• _DO THIS_
Render the lines of all the rows below as a numbered list, skipping any blank lines. Leave the pictures out of your answer.

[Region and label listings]
────────────────

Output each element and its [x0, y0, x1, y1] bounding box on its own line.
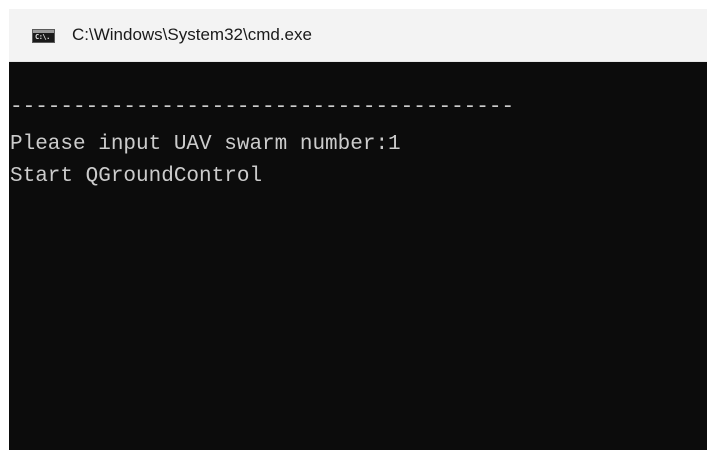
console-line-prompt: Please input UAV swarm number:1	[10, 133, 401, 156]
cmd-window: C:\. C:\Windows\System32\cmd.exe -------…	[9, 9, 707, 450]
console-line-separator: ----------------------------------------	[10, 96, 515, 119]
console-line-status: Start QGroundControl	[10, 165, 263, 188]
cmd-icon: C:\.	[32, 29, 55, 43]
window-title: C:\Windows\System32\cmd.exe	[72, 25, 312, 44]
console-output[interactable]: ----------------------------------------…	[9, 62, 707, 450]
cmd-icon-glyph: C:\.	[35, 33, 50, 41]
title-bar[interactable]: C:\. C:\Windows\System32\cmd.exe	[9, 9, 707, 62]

────────────────

• _TASK RESPONSE_
1. Output each element and its [x0, y0, x1, y1] bounding box on its own line.
2. console-line-prompt: Please input UAV swarm number:1	[10, 133, 401, 156]
3. cmd-window: C:\. C:\Windows\System32\cmd.exe -------…	[9, 9, 707, 450]
4. console-line-separator: ----------------------------------------	[10, 96, 515, 119]
5. console-line-status: Start QGroundControl	[10, 165, 263, 188]
6. cmd-icon: C:\.	[32, 29, 55, 43]
7. window-title: C:\Windows\System32\cmd.exe	[72, 25, 312, 44]
8. console-output[interactable]: ----------------------------------------…	[9, 62, 707, 450]
9. cmd-icon-glyph: C:\.	[35, 33, 50, 41]
10. title-bar[interactable]: C:\. C:\Windows\System32\cmd.exe	[9, 9, 707, 62]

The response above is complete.